Element position data
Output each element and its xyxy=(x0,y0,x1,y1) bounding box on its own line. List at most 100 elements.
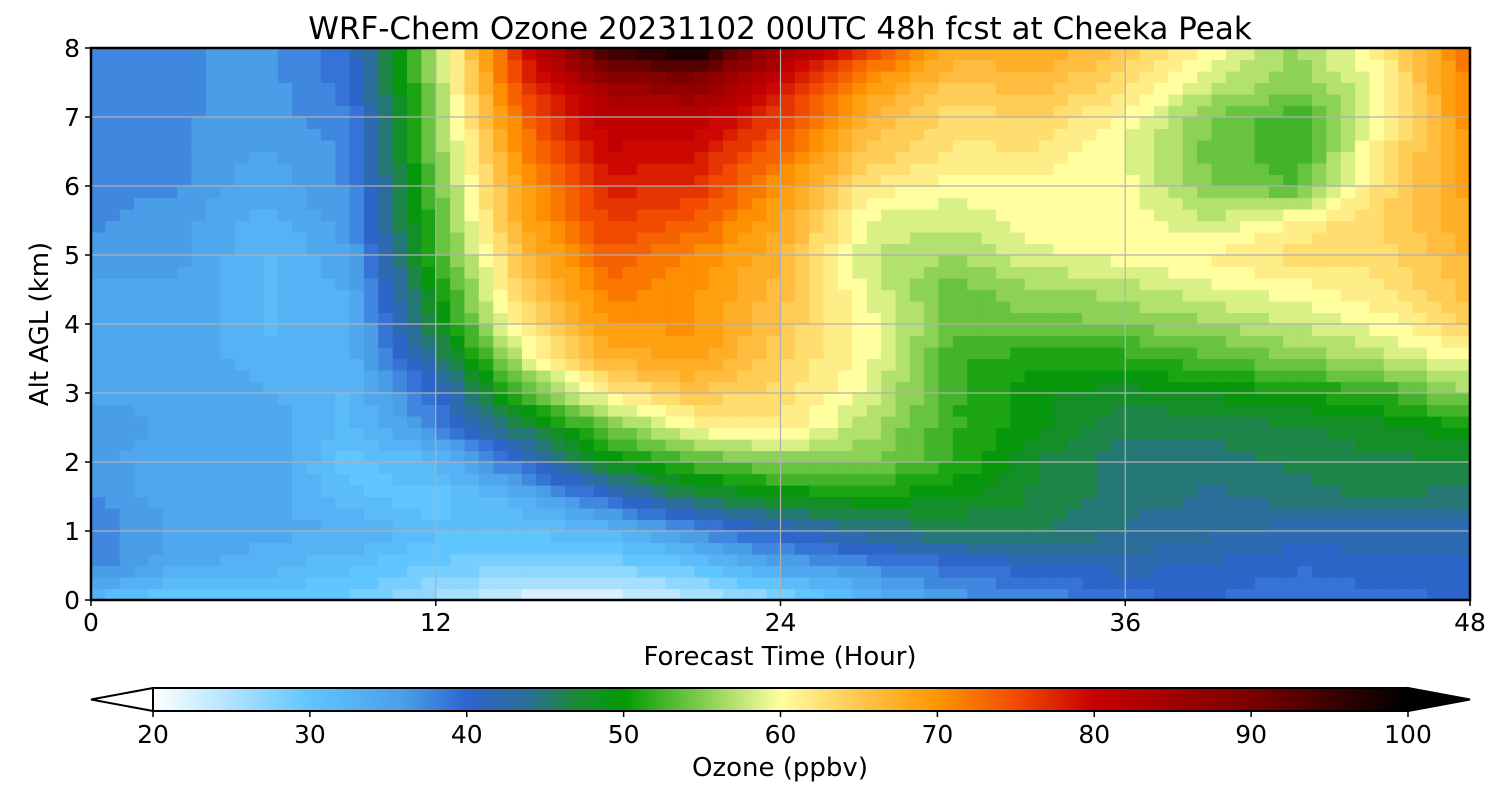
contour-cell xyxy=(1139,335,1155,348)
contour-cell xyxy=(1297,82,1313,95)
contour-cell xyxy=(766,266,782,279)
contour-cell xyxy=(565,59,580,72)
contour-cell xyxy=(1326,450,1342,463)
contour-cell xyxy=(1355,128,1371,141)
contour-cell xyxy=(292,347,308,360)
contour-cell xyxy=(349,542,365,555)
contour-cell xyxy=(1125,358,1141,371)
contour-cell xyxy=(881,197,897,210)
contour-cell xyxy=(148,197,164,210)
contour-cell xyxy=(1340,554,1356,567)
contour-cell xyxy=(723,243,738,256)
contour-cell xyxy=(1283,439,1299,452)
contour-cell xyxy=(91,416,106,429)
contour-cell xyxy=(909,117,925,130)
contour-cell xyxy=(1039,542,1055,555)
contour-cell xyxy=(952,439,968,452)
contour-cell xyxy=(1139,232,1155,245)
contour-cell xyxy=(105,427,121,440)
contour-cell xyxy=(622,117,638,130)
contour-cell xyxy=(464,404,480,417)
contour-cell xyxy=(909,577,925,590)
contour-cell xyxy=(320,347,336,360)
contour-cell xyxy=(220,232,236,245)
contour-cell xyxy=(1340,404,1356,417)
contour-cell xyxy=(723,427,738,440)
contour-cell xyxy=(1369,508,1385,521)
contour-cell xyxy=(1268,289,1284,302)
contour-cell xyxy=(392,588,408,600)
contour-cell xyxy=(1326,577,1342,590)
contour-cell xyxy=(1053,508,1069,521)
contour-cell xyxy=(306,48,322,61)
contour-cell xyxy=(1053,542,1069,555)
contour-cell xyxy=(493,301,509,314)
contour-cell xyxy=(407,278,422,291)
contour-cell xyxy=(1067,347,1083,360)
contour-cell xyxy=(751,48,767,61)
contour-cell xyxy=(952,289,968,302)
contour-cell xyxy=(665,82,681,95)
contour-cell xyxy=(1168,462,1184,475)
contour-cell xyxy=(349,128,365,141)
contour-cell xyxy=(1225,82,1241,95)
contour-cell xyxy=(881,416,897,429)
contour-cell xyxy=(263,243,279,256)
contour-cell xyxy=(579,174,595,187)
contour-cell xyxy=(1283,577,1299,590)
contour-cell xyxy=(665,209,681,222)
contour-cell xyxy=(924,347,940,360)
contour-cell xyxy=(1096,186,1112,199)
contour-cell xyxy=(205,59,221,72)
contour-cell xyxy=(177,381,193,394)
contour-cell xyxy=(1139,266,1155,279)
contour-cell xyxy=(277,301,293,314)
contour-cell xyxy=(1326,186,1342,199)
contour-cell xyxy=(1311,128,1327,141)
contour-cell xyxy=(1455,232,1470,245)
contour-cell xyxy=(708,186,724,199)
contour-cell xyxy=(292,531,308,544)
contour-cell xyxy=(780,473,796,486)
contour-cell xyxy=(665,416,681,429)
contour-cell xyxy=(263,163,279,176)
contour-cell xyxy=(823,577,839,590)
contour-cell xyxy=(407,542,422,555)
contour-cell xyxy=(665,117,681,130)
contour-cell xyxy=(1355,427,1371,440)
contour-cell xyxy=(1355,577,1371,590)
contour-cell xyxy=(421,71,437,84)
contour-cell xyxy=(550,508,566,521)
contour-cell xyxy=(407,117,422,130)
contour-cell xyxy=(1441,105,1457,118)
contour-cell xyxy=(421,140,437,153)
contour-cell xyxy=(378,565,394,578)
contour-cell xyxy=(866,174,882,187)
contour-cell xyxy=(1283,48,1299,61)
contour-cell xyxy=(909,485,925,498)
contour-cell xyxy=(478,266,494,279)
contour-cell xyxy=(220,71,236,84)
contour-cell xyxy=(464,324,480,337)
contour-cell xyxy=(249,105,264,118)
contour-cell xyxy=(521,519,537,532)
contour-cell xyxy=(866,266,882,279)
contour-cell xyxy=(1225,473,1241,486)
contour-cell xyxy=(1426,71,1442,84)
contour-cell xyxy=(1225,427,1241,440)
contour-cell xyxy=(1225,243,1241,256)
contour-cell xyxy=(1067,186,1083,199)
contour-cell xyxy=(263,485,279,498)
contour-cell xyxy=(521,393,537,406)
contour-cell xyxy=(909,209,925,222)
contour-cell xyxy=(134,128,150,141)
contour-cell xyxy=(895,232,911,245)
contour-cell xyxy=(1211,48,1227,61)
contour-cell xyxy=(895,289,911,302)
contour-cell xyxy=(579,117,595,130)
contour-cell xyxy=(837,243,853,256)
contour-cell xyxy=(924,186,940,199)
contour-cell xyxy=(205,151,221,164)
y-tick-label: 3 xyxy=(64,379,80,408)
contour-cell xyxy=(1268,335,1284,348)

* * *

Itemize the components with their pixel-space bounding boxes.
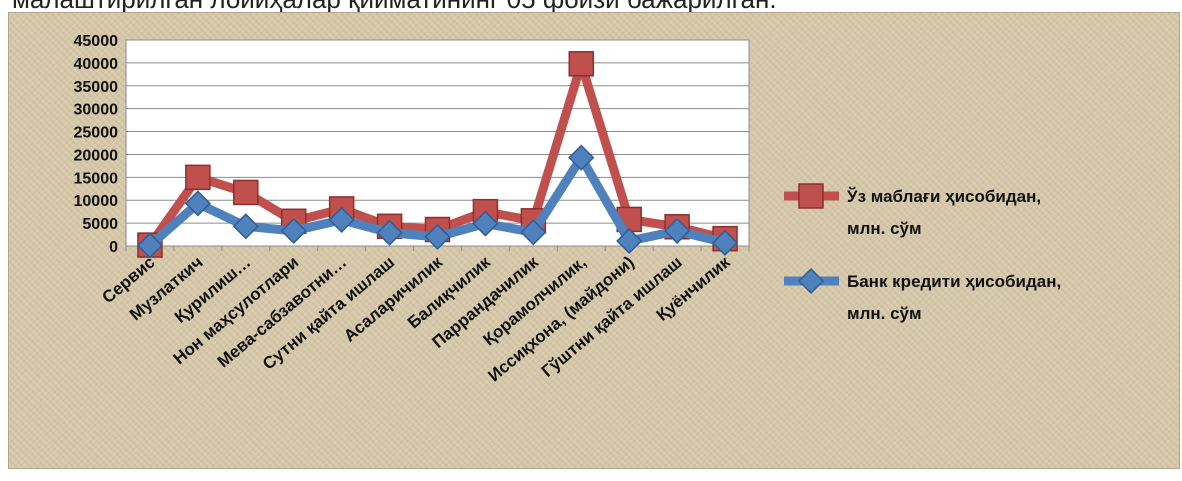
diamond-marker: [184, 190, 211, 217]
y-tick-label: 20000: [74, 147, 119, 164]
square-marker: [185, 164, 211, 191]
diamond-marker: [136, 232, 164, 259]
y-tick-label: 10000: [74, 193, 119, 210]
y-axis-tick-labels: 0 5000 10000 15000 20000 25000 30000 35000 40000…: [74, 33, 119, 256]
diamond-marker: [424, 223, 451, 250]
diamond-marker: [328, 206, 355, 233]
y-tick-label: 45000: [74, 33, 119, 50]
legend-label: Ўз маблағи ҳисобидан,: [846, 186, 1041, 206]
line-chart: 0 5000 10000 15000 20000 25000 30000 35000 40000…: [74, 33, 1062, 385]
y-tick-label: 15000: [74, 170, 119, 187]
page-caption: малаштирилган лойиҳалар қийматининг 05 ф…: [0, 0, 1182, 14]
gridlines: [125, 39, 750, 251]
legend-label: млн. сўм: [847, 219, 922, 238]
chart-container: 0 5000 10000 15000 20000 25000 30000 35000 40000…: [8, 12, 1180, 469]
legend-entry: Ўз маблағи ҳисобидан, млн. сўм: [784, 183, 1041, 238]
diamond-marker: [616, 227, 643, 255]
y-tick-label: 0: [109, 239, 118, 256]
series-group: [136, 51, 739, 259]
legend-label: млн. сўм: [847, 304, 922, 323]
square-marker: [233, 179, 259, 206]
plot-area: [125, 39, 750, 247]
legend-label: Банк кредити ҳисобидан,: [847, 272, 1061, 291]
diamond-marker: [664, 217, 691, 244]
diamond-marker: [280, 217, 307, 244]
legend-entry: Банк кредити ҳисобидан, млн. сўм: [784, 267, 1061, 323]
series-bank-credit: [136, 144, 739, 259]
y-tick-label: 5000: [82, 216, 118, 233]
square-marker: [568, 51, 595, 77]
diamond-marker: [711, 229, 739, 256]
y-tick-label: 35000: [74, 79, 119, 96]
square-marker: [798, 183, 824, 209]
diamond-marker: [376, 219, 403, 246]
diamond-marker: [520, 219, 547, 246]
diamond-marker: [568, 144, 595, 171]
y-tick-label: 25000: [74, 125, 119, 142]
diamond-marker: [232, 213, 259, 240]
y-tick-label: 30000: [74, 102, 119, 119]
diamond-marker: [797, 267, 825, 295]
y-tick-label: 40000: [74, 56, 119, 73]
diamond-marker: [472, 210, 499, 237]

---

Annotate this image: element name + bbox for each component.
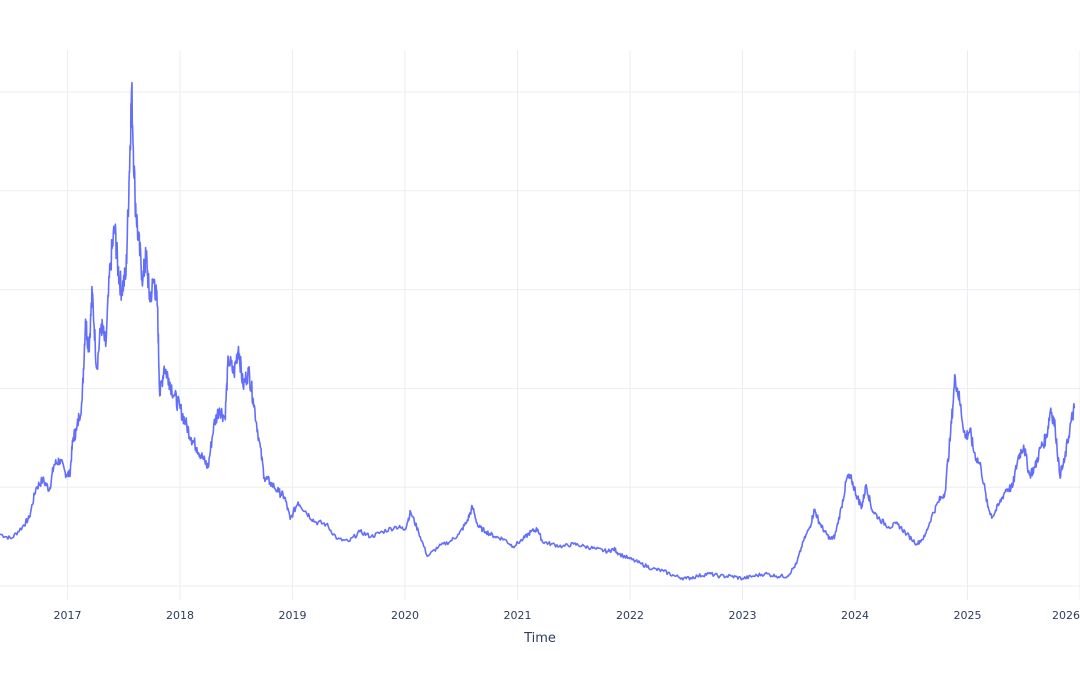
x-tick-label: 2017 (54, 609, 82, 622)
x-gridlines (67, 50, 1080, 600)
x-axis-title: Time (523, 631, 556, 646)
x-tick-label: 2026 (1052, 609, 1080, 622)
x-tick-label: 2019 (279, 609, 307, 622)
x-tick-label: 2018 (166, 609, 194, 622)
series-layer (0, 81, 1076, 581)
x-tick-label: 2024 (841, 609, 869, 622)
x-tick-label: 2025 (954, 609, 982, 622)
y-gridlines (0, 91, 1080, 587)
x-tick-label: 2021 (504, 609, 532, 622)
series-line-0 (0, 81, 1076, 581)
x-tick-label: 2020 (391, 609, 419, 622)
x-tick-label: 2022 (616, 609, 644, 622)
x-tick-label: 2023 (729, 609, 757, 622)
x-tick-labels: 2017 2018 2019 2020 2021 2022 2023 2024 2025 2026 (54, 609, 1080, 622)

**YOUR GOAL:** Can you copy the entries from the line that has "diamond-marker: [184, 190, 211, 217]" through the line that has "y-axis-tick-labels: 0 5000", swapping "diamond-marker" for "rhombus-marker" and leaving everything else unchanged?

**SOLVED EXERCISE:**
rhombus-marker: [184, 190, 211, 217]
y-tick-label: 20000: [74, 147, 119, 164]
square-marker: [185, 164, 211, 191]
rhombus-marker: [136, 232, 164, 259]
y-tick-label: 10000: [74, 193, 119, 210]
y-axis-tick-labels: 0 5000 10000 15000 20000 25000 30000 35000 40000…: [74, 33, 119, 256]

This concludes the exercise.